═════ TEXT UNDER STUDY

Three years ago today, Rupert Murdoch bought MySpace and its parent company Intermix for $580 million. That turned out to be money well spent. The last time we ran the numbers, we figured that MySpace alone is worth between $3 billion and $20 billion, depending on how much you value each user. Fox Interactive Media (which is mostly MySpace) accounted for about $850 million in revenues last fiscal year (which ended in June), and is projected to hit $1 billion next year.
It was supposed to hit $1 billion this year, but never mind. Unlike other social networks, MySpace is actually making a profit. The company now employs 1,600 people worldwide, compared to 150 in October, 2005—more than a tenfold increase.
The social network has grown as well. MySpace now has 73 million unique visitors a month in the U.S., according to comScore, compared to 24 million three years ago. (Facebook has 41 million). That means MySpace reaches about 40 percent of the online population, compared to 14 percent three years ago. Those visitors, on average, spend 263 minutes a month each on the site, versus 83 minutes in 2005.

══════════
═════ INFORMATION SUPPLIED

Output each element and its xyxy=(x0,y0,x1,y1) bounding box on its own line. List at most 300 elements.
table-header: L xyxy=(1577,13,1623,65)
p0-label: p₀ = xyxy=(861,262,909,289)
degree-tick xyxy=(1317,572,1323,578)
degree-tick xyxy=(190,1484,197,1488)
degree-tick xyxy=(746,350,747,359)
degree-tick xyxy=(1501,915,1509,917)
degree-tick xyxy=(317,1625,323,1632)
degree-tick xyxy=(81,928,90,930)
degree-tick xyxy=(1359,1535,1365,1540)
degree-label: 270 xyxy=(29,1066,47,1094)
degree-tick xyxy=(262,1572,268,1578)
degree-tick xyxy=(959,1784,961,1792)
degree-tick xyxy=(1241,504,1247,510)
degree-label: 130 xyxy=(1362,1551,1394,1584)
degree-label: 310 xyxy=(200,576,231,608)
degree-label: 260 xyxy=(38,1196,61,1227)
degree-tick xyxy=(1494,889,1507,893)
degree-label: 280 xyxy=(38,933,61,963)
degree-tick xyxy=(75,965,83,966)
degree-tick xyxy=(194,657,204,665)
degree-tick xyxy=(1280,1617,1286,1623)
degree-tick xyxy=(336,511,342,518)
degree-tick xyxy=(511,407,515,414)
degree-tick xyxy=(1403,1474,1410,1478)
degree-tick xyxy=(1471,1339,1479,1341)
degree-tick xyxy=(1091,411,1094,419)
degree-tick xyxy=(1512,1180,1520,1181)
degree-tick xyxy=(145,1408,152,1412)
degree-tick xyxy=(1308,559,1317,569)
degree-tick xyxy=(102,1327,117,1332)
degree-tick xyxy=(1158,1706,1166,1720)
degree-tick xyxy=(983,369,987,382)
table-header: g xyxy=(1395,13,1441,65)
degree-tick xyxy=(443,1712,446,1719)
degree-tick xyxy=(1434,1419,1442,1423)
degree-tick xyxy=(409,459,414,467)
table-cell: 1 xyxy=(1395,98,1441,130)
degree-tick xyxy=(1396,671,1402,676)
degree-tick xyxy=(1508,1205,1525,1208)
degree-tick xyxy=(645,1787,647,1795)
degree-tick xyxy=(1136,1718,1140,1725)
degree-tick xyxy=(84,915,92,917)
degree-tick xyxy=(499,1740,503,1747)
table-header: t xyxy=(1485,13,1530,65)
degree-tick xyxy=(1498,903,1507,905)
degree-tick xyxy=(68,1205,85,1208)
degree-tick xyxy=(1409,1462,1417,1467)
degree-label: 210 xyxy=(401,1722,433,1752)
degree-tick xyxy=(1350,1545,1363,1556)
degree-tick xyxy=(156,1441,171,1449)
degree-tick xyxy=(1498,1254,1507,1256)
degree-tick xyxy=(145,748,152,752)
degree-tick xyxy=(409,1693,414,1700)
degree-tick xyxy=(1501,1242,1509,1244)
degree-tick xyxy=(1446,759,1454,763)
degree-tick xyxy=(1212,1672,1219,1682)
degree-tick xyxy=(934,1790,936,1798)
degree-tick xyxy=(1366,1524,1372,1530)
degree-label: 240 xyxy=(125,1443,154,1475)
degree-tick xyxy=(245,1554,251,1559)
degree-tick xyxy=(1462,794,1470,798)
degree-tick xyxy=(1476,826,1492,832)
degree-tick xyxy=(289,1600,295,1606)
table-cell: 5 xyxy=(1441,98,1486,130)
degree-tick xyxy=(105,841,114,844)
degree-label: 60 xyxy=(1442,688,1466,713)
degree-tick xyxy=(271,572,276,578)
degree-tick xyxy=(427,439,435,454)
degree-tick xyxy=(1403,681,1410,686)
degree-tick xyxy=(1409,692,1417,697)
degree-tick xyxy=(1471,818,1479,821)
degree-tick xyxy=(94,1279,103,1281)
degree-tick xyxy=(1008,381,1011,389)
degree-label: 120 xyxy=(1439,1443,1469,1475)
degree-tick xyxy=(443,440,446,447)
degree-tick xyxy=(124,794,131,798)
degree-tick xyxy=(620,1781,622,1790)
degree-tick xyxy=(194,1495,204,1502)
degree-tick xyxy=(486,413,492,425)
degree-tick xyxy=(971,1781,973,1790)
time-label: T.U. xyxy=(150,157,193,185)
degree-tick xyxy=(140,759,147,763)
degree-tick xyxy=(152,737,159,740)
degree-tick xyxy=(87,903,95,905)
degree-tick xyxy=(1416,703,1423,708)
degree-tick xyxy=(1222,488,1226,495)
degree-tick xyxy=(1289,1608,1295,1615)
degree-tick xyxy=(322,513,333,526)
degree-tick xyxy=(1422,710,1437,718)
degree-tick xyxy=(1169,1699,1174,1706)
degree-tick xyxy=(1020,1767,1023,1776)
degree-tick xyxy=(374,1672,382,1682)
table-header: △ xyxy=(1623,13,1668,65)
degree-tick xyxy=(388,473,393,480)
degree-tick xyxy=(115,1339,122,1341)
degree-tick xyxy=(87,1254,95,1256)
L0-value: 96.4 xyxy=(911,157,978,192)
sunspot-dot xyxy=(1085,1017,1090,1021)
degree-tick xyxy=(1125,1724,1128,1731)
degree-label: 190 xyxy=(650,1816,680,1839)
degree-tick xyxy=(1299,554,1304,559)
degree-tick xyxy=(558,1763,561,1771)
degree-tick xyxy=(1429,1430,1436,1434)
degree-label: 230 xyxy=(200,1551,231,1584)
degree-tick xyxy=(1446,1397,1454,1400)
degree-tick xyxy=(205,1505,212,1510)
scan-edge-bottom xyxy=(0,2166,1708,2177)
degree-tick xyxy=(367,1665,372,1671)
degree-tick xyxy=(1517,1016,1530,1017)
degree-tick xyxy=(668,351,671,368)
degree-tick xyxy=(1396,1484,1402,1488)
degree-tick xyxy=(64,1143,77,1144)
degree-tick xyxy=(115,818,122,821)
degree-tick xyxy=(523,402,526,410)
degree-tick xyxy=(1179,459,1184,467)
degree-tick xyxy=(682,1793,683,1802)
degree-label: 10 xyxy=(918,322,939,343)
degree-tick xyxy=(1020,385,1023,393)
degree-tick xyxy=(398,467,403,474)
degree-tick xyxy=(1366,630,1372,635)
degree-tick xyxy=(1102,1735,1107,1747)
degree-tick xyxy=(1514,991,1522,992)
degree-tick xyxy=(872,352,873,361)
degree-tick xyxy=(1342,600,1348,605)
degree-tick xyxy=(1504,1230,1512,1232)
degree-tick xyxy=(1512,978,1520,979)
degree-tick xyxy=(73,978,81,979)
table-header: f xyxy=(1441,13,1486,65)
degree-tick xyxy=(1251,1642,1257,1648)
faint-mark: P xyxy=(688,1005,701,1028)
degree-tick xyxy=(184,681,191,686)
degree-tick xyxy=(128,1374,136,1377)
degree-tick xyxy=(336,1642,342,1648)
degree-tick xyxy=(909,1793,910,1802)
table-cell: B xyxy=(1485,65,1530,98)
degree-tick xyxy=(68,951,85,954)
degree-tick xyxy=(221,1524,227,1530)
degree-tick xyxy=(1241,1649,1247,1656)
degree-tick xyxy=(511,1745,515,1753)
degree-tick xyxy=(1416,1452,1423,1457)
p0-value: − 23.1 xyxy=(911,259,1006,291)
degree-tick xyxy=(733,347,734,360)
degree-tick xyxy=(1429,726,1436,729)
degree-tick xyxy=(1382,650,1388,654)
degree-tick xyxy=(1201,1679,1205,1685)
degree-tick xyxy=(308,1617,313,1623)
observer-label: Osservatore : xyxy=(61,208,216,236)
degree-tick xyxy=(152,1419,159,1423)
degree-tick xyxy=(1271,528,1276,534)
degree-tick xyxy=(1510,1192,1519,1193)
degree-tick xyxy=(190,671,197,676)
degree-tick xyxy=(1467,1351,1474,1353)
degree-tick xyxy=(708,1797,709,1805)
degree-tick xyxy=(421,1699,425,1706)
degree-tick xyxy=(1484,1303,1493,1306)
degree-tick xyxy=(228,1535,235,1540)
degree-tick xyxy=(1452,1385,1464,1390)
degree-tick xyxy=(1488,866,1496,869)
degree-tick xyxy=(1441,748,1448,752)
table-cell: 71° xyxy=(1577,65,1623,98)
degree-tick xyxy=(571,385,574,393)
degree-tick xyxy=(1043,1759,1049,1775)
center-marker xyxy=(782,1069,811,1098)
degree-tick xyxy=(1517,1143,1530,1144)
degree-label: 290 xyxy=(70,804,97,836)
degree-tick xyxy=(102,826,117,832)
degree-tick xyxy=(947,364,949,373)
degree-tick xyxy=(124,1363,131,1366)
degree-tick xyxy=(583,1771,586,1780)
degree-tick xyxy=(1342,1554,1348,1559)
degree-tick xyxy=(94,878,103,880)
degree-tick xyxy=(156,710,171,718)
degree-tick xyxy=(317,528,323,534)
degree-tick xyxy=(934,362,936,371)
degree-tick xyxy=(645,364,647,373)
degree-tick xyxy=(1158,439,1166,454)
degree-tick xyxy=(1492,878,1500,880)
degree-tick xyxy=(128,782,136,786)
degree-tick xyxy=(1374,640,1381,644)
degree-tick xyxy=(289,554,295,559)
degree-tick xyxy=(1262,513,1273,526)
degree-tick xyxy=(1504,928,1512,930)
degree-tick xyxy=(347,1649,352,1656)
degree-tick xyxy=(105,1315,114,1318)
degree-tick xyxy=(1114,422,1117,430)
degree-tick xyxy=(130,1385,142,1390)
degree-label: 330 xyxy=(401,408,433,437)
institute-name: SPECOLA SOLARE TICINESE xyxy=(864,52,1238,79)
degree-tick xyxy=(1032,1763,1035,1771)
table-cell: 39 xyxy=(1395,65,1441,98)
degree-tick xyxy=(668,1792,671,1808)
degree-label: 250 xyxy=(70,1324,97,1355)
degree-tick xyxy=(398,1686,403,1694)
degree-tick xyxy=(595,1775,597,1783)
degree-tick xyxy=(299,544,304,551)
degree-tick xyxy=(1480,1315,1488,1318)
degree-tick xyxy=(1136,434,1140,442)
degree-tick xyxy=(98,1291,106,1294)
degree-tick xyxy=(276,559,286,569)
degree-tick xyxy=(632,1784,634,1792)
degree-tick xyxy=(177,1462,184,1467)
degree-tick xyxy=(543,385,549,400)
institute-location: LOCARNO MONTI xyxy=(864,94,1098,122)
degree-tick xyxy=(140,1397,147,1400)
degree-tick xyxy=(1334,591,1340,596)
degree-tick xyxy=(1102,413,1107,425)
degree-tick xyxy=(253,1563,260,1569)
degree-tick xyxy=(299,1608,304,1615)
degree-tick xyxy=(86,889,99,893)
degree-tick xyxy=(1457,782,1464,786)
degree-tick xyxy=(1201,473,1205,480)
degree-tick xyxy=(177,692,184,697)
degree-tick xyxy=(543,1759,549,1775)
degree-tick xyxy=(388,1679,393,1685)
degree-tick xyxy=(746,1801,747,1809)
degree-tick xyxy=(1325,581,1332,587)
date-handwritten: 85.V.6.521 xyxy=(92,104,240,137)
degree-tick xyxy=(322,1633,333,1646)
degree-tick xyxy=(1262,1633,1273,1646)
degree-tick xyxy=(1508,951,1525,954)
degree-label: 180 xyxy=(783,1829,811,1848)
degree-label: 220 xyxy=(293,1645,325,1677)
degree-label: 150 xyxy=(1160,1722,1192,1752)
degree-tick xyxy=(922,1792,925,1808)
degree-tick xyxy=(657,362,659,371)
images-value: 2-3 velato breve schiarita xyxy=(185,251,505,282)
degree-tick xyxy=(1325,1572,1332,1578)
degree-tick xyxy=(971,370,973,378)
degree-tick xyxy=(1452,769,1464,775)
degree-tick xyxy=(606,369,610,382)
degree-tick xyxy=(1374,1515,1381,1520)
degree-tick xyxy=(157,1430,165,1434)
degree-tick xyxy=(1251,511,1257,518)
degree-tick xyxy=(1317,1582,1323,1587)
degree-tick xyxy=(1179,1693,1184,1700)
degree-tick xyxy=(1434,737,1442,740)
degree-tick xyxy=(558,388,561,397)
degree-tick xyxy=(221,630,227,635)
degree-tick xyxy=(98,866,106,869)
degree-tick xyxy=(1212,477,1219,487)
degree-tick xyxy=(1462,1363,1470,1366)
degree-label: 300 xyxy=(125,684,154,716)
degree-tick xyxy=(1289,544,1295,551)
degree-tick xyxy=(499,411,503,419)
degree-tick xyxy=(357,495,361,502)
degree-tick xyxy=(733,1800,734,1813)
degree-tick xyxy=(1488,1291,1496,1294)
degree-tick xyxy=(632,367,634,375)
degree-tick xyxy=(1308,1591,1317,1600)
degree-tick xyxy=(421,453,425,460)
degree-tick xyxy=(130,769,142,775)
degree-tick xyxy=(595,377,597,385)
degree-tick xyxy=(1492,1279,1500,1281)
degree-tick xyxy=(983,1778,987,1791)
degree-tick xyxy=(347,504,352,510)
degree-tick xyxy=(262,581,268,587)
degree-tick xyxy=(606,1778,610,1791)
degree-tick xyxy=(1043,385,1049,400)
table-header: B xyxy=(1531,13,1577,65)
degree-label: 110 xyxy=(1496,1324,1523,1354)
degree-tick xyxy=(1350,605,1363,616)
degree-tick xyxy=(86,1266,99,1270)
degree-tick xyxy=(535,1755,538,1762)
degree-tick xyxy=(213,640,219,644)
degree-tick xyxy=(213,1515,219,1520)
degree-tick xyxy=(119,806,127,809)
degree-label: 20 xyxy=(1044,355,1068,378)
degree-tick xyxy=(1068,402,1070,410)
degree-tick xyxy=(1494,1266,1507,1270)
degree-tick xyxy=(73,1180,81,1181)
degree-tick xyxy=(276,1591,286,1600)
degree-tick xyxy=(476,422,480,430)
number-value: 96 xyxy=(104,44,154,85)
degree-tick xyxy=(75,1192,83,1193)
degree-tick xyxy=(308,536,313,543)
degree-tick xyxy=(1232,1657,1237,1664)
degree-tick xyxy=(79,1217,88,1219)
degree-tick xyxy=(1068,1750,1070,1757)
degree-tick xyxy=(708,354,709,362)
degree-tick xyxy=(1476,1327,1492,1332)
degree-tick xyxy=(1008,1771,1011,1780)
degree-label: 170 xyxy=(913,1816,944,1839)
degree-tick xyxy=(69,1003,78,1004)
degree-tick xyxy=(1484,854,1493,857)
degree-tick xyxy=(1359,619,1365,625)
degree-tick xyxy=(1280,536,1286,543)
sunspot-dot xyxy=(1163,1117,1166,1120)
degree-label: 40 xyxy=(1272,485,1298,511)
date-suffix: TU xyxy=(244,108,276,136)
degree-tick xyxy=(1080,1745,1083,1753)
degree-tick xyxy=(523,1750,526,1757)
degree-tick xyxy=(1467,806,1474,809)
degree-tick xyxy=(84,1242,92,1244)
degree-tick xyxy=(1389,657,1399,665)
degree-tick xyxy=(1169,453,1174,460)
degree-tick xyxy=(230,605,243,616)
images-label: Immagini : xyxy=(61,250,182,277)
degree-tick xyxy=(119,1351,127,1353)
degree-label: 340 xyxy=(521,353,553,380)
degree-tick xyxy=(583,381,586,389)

══════════

• EXERCISES TO COMPLETE
a) Repeat the part of the MySpace article that opens with the words containing "Three years ago today, Rupert" and closes with "billion next year.".
b) Write what follows the last sentence of the MySpace article.
The data is not needed for the tasks.

• ACTIVITY ANSWERS
a)
Three years ago today, Rupert Murdoch bought MySpace and its parent company Intermix for $580 million. That turned out to be money well spent. The last time we ran the numbers, we figured that MySpace alone is worth between $3 billion and $20 billion, depending on how much you value each user. Fox Interactive Media (which is mostly MySpace) accounted for about $850 million in revenues last fiscal year (which ended in June), and is projected to hit $1 billion next year.

b)
The question is whether rival Facebook can catch up to MySpace in the U.S. (it has already surpassed it worldwide), or whether the two will co-exist and diverge, with MySpace being more music- and media-oreinted and Facebook continuing on its path towards becoming the platform for social software. Of course, MySpace would also like to play that role.
Three years from now, which one will be worth more? And will Rupert Murdoch still be smiling?